● **The task**
Only a number is wanted here: the number of lines of the data that include "الشاهد".

● **Input for this task**

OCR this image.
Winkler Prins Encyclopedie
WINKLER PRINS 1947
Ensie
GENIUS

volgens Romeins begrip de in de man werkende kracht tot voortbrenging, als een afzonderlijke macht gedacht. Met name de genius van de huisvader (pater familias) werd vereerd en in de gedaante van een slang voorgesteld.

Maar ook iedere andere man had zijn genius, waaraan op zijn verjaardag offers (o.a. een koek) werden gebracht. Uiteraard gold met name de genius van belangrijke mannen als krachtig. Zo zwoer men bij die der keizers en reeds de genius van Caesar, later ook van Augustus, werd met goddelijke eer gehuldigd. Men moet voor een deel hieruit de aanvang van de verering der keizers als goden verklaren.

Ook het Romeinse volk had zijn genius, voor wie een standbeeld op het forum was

--

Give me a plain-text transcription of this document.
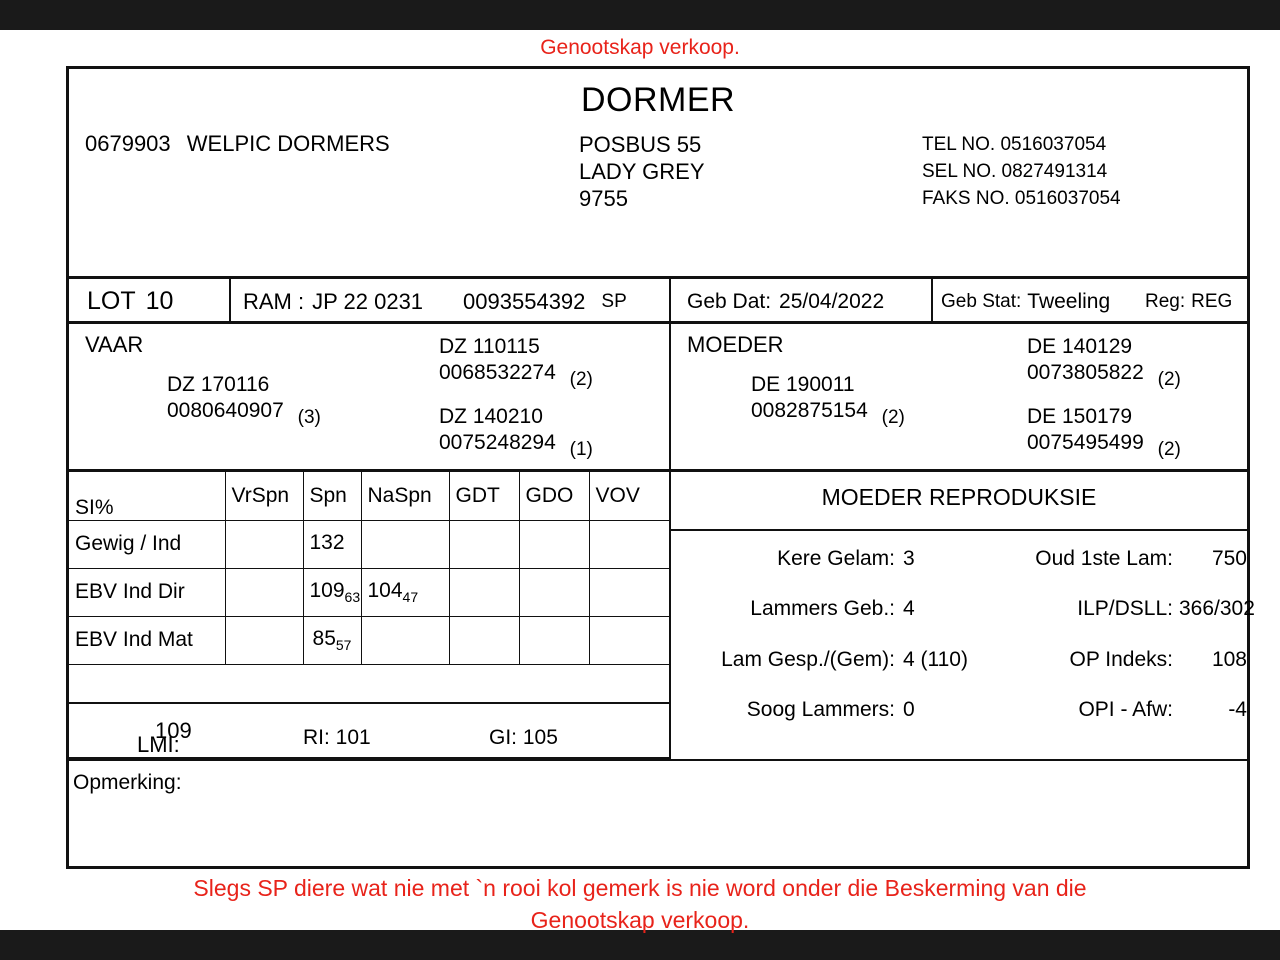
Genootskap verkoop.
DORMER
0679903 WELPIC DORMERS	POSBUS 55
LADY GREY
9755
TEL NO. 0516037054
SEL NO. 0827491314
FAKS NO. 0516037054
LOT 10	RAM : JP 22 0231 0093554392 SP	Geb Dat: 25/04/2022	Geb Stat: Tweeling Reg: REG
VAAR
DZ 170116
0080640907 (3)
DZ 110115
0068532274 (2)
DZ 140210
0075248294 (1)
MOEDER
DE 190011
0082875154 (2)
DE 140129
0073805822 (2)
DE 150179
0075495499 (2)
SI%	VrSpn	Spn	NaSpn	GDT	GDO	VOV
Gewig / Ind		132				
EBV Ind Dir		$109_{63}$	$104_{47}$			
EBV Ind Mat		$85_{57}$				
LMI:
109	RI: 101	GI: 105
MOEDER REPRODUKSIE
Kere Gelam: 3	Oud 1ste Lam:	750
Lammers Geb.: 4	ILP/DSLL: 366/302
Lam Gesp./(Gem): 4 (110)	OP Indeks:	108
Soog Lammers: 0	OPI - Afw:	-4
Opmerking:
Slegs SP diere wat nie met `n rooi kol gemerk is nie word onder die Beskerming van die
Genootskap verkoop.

* * *

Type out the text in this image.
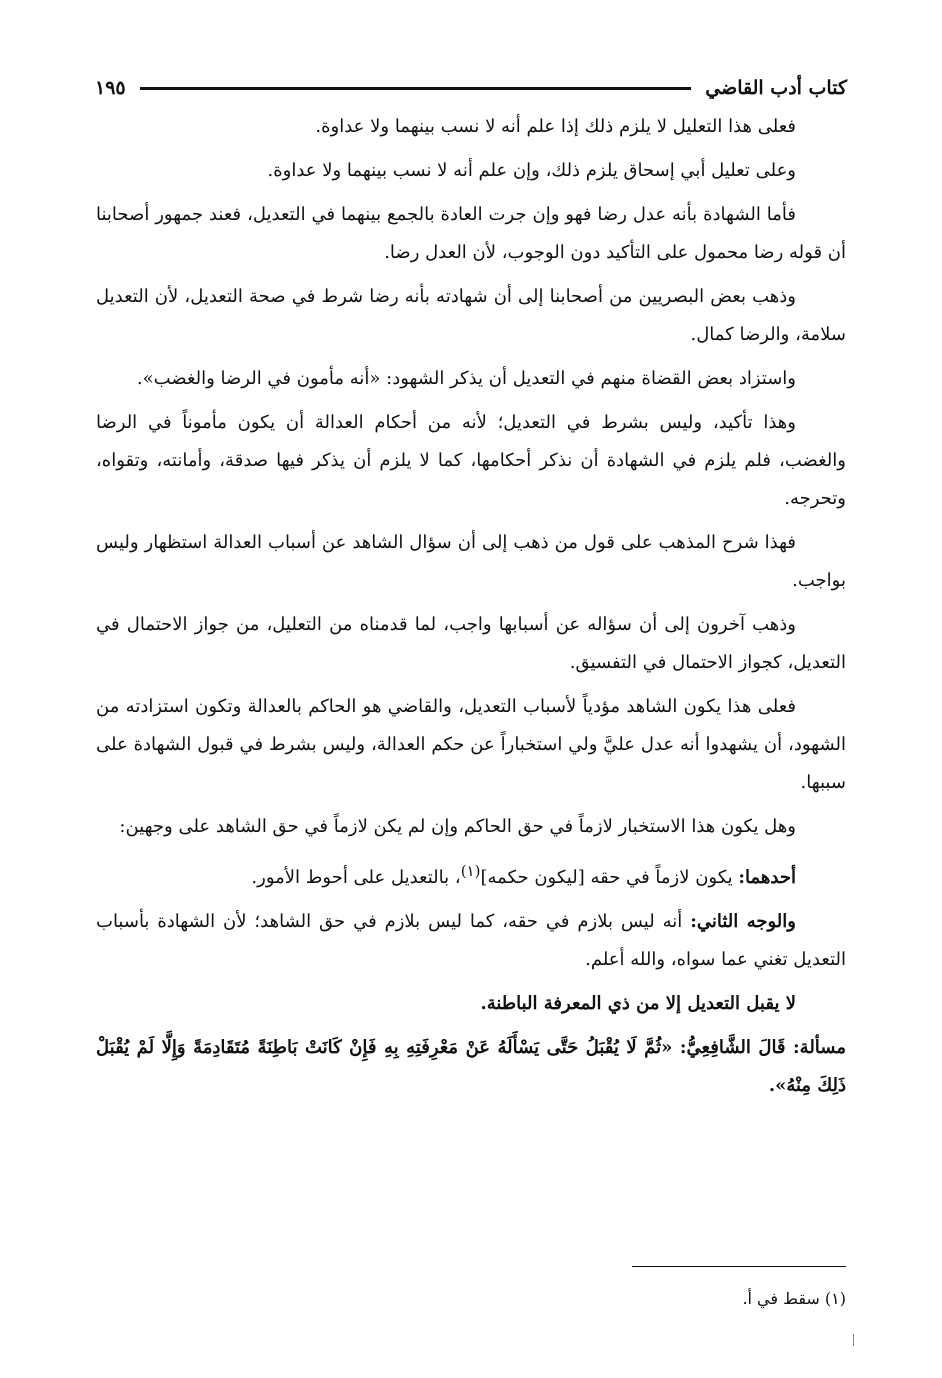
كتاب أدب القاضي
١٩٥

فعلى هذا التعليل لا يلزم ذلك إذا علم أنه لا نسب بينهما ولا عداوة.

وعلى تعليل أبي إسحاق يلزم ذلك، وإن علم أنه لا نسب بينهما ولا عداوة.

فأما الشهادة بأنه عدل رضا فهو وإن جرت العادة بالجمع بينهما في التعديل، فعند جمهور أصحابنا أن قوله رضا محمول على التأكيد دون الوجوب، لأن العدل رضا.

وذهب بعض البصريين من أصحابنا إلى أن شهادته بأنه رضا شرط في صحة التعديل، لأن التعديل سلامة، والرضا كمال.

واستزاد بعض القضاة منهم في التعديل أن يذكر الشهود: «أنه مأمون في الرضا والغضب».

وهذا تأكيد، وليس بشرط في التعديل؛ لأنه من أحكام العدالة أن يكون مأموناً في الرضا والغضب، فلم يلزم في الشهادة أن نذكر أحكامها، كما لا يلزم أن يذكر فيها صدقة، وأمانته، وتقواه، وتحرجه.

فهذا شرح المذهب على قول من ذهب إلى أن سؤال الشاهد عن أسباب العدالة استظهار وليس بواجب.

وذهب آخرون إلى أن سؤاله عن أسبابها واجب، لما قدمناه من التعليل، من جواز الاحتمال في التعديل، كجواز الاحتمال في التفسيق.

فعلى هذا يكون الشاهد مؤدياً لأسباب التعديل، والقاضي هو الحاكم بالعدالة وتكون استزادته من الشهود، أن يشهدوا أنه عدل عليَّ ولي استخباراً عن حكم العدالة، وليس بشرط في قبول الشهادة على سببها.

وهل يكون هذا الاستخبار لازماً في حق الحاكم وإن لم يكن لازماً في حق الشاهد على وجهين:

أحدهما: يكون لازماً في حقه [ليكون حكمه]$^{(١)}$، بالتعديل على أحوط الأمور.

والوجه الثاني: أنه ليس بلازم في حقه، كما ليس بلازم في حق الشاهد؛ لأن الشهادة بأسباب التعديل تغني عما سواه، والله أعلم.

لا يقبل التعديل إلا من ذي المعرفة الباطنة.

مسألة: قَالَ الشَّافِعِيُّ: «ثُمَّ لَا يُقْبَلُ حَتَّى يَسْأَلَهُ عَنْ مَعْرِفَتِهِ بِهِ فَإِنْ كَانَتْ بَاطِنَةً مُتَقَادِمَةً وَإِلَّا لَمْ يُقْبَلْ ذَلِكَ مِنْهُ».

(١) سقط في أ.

● **Worked answer**
4